## DATA LISTING
■ ■ ■ ■ ■ ■ ■
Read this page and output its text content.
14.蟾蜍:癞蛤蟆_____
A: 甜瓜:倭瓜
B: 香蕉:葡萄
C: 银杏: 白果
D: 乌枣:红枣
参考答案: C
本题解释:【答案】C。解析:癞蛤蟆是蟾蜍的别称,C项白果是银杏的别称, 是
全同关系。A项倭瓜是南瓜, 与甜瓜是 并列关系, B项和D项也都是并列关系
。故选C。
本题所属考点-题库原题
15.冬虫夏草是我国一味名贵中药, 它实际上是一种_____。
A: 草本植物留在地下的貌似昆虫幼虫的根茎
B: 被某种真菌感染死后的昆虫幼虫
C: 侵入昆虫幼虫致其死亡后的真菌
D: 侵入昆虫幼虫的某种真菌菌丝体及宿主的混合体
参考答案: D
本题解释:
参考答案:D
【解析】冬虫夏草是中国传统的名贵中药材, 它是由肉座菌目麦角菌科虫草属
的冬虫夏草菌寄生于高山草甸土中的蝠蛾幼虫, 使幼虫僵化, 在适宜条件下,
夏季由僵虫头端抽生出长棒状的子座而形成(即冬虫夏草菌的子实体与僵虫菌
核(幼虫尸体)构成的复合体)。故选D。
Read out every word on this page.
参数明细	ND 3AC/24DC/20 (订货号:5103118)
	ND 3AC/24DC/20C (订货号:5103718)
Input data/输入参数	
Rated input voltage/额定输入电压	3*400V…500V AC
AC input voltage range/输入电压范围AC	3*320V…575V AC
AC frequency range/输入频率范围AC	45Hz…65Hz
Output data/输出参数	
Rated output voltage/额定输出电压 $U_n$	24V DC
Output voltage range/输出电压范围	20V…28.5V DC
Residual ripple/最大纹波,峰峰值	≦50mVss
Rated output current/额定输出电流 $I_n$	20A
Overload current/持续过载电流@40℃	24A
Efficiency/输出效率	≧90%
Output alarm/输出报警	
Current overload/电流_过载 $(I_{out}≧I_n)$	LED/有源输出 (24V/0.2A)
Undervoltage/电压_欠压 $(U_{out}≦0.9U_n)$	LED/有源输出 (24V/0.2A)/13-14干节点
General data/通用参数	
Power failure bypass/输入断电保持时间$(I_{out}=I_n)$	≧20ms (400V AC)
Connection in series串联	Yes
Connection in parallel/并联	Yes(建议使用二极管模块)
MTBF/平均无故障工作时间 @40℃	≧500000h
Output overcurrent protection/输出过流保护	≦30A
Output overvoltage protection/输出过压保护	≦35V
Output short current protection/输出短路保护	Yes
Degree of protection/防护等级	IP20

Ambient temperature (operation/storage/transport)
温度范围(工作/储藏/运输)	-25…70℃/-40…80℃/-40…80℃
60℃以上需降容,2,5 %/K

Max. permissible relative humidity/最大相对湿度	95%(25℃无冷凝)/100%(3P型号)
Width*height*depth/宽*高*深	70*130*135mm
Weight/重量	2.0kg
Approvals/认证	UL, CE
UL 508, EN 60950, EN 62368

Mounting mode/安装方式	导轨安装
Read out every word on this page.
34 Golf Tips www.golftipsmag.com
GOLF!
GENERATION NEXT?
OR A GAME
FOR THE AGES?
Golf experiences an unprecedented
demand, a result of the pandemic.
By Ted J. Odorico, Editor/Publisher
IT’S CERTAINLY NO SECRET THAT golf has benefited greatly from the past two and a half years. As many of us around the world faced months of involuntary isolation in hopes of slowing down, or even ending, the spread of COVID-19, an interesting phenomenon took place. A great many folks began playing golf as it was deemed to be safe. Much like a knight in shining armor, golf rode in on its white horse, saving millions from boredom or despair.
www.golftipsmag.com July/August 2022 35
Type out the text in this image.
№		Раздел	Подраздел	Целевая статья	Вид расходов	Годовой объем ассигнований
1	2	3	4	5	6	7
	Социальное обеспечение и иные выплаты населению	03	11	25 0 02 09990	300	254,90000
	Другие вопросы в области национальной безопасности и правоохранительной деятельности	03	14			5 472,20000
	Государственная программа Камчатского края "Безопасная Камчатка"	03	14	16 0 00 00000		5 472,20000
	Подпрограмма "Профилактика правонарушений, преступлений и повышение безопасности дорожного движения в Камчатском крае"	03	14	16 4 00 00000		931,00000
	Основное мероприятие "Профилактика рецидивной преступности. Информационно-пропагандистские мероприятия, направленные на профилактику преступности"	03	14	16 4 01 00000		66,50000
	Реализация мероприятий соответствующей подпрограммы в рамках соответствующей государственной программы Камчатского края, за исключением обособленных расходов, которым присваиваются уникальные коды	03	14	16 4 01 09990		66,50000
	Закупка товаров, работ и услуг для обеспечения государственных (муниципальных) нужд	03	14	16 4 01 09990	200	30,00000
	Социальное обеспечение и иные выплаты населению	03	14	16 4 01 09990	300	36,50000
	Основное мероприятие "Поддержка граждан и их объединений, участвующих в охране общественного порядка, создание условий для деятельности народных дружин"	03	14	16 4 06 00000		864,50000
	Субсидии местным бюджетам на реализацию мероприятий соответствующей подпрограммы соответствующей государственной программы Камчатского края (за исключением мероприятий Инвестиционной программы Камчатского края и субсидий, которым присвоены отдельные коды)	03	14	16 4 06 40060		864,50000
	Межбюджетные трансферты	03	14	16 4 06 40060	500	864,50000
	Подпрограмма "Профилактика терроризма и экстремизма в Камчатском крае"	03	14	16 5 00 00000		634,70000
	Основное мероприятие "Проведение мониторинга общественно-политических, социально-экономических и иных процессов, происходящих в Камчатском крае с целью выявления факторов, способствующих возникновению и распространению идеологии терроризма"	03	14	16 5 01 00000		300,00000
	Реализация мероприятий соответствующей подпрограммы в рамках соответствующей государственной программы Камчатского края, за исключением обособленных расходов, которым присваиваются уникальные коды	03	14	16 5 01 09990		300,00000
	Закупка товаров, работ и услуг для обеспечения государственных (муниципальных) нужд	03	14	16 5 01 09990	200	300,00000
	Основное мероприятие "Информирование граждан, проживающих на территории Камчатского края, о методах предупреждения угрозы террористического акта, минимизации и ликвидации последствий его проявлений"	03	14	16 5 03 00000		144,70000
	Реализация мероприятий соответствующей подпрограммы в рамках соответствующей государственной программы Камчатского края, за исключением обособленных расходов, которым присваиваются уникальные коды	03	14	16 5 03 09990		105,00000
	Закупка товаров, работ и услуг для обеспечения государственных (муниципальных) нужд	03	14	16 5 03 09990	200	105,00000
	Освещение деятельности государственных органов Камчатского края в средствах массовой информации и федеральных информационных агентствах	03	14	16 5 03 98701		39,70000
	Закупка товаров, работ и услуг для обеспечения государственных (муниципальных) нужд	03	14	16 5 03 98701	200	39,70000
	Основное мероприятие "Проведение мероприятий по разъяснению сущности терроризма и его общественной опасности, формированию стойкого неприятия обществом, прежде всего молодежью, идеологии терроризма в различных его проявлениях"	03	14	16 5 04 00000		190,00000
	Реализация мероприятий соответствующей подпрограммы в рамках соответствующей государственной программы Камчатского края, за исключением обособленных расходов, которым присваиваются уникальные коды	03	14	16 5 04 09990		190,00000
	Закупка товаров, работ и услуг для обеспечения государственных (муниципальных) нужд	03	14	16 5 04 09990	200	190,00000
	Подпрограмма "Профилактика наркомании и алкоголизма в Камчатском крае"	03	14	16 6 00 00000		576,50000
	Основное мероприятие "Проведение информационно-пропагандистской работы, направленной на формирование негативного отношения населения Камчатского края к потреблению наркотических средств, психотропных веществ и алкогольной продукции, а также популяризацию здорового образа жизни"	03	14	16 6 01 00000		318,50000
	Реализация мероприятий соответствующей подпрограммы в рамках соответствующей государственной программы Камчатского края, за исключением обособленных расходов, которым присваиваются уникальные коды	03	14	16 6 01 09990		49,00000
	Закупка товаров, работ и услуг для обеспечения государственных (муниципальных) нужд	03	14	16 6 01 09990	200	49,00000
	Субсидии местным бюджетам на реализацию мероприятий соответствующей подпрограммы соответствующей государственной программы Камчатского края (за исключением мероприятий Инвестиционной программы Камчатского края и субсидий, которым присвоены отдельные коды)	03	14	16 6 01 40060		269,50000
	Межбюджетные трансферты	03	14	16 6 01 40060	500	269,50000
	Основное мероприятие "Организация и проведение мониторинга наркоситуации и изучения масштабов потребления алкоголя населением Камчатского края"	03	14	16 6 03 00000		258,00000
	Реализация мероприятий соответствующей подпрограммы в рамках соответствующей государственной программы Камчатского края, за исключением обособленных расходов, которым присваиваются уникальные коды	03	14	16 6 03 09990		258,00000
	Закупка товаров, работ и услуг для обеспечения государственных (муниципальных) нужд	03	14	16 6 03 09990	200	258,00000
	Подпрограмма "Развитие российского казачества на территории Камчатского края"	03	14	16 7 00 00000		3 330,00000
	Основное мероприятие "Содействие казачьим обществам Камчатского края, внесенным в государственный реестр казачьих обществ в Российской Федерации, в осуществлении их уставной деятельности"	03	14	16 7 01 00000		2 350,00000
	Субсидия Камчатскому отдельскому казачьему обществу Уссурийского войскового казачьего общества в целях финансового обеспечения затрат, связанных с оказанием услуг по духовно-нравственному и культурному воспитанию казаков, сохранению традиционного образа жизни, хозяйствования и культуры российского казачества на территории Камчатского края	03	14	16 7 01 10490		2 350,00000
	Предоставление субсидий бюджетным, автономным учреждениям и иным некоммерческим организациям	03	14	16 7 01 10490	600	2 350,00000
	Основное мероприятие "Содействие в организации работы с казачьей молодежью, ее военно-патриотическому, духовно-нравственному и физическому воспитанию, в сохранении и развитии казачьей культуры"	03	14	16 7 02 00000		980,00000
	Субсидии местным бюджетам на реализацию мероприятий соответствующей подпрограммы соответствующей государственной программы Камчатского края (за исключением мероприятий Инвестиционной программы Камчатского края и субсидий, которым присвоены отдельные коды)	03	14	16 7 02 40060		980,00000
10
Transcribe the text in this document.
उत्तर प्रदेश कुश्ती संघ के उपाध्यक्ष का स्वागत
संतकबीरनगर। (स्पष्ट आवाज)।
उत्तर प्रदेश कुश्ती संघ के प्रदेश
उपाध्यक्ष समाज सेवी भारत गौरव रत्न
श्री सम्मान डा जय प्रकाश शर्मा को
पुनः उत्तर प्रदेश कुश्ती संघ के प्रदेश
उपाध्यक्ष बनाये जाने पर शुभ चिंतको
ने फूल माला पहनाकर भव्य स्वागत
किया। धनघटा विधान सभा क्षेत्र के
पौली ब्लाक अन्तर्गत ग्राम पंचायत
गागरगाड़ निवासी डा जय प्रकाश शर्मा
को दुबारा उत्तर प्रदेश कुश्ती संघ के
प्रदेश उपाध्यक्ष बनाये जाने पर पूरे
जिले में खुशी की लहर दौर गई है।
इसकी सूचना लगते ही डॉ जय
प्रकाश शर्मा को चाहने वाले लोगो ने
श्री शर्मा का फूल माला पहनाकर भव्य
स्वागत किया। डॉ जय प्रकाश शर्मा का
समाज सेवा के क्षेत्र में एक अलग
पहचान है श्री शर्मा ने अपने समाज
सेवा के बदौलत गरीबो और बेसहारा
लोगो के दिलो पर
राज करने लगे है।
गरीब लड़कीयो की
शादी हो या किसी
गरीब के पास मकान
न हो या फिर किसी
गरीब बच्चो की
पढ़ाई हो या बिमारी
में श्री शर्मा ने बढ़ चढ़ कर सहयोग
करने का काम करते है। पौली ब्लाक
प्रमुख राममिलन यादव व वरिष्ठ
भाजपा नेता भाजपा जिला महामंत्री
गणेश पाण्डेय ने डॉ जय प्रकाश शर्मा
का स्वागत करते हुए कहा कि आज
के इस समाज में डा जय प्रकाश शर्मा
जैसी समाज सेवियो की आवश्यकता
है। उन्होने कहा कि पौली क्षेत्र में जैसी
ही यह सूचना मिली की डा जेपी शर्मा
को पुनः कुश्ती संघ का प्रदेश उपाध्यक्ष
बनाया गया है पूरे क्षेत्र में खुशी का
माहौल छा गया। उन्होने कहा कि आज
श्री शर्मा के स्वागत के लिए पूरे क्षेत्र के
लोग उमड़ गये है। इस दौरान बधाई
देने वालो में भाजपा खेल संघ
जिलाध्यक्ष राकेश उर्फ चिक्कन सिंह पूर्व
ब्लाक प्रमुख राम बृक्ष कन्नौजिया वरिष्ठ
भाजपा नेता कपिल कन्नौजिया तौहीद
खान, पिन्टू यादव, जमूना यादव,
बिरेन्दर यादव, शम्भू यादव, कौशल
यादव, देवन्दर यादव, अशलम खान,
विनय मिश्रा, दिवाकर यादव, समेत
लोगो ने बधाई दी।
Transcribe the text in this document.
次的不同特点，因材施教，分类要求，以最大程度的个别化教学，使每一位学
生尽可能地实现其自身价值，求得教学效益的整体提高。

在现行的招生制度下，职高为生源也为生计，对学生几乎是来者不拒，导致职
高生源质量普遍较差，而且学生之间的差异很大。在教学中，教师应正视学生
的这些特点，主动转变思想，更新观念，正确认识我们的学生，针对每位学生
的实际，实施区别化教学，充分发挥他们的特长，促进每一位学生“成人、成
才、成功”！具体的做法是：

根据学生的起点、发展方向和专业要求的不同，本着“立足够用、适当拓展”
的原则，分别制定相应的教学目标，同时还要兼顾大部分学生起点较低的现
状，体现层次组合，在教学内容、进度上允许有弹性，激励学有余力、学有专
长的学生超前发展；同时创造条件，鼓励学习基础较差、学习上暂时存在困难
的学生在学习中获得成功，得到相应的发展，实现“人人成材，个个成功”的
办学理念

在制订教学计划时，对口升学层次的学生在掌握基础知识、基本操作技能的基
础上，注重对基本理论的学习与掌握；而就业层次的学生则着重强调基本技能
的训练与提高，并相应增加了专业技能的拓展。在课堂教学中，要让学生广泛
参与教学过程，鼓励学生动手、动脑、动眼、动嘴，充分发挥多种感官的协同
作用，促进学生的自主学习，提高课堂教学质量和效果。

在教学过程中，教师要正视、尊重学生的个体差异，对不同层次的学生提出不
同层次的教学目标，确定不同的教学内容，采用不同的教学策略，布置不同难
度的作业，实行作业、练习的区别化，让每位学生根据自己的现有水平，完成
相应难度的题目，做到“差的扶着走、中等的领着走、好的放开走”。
■ ■ ■ ■ ■ ■ ■
Among the lines of the data, identify those with the word "безопасности". Copy each of them.

	Другие вопросы в области национальной безопасности и правоохранительной деятельности	03	14			5 472,20000
	Подпрограмма "Профилактика правонарушений, преступлений и повышение безопасности дорожного движения в Камчатском крае"	03	14	16 4 00 00000		931,00000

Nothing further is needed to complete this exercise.